[Stored data]
------------------------------------
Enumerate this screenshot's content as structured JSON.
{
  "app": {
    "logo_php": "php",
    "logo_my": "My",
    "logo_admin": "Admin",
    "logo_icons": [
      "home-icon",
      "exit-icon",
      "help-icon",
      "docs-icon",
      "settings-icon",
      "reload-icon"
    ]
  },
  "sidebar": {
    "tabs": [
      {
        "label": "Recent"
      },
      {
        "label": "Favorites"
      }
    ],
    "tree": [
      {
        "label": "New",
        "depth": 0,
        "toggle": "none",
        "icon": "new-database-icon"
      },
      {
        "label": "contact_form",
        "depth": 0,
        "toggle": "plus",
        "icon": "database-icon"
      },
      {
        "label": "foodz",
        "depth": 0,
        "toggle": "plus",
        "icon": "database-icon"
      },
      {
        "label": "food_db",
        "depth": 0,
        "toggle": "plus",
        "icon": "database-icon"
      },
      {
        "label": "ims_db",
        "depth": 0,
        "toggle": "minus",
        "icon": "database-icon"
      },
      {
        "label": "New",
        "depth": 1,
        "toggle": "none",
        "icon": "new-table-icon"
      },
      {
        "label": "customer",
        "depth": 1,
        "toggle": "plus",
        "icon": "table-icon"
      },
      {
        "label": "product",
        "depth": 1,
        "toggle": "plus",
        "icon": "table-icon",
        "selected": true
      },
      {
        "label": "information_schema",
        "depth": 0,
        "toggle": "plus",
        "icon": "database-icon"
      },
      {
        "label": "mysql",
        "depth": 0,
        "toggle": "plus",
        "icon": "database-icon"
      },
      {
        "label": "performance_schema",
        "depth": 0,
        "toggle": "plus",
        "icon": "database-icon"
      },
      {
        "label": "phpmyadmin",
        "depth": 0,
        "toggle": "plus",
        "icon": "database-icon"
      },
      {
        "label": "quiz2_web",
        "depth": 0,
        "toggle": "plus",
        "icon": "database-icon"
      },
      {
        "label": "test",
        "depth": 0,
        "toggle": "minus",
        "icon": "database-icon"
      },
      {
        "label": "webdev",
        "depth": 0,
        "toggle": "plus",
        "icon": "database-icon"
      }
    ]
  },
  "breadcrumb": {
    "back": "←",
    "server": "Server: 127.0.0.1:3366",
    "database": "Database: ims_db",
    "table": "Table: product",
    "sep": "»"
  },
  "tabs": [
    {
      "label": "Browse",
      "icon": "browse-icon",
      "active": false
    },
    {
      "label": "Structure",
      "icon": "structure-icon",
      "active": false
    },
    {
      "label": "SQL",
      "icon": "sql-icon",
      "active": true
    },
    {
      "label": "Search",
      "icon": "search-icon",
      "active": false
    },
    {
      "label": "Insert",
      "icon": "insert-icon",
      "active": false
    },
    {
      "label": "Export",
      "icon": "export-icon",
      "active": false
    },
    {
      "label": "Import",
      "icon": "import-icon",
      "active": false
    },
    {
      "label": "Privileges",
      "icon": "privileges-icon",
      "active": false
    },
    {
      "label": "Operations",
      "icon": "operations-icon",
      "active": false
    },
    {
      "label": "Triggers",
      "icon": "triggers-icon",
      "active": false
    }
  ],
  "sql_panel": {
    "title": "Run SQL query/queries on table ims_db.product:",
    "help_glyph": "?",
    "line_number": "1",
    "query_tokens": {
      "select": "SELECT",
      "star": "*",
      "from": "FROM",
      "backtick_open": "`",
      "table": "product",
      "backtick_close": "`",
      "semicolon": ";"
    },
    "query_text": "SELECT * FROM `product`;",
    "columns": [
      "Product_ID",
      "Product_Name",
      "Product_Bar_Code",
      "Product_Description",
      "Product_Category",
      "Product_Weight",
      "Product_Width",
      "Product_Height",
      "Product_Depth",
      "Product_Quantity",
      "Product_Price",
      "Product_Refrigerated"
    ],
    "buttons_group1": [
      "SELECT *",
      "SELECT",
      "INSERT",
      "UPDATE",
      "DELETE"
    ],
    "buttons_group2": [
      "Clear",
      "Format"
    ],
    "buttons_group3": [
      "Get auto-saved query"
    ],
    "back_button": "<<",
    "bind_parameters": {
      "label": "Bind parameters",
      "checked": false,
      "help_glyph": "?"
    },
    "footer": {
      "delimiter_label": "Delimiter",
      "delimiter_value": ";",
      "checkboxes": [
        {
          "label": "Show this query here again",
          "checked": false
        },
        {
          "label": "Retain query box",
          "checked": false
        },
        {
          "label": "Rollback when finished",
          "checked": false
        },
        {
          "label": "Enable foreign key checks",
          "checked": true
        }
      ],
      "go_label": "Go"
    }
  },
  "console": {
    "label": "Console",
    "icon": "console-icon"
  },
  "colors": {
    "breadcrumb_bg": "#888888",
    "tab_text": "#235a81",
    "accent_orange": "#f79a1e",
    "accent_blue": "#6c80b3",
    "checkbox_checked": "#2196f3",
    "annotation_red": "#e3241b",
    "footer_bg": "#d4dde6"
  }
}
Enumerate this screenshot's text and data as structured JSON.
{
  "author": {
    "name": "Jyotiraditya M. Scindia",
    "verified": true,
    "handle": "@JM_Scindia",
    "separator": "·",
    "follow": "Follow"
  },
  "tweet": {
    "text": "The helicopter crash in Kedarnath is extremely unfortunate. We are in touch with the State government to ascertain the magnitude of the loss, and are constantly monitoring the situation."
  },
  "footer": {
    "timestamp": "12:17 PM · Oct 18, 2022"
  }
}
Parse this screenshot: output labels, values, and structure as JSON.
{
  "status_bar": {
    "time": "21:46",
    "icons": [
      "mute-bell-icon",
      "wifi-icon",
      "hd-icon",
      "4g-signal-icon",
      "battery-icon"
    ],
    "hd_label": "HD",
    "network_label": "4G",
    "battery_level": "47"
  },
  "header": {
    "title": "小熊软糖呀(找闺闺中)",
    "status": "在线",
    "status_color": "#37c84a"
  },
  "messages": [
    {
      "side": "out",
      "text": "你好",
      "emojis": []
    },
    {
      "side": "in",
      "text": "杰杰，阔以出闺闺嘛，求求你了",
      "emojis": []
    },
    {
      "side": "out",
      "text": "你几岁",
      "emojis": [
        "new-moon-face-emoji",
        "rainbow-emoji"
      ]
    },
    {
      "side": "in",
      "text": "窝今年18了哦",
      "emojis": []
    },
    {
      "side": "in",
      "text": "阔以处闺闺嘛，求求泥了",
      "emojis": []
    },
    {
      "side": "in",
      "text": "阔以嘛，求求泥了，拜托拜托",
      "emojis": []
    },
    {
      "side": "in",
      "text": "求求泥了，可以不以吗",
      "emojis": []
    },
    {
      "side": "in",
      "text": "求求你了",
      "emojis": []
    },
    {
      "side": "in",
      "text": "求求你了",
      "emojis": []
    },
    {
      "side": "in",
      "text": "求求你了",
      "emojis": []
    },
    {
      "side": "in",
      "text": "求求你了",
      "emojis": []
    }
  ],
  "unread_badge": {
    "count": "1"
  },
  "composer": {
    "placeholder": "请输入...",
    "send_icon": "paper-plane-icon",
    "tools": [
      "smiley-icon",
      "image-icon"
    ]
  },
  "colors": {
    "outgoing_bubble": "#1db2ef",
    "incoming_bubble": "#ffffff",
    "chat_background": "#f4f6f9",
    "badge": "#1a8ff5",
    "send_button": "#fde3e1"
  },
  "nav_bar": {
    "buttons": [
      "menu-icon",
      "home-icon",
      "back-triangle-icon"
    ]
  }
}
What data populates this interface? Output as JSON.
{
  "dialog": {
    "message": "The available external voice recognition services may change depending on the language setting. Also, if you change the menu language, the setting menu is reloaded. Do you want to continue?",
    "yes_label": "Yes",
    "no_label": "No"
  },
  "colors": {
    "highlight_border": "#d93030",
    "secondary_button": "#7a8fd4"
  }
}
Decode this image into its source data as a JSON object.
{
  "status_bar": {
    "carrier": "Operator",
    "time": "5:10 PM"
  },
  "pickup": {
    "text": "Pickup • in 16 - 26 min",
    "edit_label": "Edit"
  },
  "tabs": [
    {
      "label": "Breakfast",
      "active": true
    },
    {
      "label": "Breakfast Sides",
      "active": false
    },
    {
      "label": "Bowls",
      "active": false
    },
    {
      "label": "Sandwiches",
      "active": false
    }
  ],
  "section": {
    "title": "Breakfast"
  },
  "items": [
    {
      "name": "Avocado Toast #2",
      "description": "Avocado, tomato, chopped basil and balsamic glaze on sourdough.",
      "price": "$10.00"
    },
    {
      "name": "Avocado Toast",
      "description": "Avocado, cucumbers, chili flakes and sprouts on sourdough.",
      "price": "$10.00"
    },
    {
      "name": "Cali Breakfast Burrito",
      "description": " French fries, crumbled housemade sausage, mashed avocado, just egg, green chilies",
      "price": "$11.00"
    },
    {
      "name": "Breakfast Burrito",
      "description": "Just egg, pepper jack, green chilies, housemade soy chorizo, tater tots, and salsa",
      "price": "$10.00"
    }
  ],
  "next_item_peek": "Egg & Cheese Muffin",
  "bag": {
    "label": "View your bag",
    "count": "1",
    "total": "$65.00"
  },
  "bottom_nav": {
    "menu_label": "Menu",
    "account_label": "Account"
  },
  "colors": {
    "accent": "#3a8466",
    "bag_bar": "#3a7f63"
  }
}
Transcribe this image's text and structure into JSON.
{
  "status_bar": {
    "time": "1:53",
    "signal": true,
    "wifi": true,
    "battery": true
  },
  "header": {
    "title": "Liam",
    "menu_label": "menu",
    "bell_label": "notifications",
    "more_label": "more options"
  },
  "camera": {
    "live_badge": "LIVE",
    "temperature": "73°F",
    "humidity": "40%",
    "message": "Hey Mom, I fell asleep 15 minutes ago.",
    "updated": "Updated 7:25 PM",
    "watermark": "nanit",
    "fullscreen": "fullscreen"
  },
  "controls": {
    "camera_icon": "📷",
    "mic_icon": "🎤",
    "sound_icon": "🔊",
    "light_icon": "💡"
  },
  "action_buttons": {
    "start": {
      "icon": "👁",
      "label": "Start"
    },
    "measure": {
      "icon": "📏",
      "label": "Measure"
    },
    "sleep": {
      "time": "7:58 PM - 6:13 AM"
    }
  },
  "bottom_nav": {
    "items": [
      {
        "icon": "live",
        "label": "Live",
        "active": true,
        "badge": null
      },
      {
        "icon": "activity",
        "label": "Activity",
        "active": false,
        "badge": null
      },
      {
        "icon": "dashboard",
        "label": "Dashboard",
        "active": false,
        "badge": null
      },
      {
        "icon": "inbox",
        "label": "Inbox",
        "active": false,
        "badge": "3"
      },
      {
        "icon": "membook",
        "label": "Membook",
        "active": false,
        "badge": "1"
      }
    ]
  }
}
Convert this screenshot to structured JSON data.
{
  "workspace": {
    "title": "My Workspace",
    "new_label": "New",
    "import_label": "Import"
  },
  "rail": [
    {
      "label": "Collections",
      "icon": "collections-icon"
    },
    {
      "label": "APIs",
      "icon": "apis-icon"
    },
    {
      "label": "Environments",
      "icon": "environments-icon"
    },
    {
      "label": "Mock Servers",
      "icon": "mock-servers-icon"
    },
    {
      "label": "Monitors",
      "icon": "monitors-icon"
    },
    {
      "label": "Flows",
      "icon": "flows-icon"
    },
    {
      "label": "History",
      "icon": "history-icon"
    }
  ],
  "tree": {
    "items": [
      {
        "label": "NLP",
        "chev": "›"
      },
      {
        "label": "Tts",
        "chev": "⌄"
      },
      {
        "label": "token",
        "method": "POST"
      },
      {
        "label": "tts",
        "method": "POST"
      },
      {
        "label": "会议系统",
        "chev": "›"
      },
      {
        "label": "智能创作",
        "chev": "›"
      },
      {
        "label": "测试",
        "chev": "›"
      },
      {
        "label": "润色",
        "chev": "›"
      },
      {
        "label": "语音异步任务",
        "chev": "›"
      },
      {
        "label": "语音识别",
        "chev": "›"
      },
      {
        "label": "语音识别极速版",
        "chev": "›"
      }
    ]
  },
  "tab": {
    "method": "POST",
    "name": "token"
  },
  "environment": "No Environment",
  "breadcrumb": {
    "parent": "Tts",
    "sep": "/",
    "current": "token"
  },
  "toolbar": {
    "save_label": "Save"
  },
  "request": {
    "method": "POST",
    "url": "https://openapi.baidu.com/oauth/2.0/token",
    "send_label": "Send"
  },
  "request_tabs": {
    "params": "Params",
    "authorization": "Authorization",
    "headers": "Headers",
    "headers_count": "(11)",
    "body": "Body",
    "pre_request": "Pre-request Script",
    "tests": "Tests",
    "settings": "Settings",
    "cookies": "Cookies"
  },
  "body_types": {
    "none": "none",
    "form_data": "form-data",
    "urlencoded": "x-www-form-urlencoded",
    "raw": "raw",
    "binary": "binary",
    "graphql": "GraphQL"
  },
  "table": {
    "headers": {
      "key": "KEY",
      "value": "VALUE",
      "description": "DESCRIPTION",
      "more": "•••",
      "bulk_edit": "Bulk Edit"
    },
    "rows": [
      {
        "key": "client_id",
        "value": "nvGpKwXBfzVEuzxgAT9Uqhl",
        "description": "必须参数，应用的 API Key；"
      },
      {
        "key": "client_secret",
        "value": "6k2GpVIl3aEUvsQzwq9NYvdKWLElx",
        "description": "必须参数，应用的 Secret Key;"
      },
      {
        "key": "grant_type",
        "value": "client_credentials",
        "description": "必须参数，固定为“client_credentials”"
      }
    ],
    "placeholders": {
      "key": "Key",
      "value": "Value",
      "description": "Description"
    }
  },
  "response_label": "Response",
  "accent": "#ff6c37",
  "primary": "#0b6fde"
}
------------------------------------
◆ What is required
Take every line from the data that contains the word "Toast".

◆ Solved exercise
      "name": "Avocado Toast #2",
      "name": "Avocado Toast",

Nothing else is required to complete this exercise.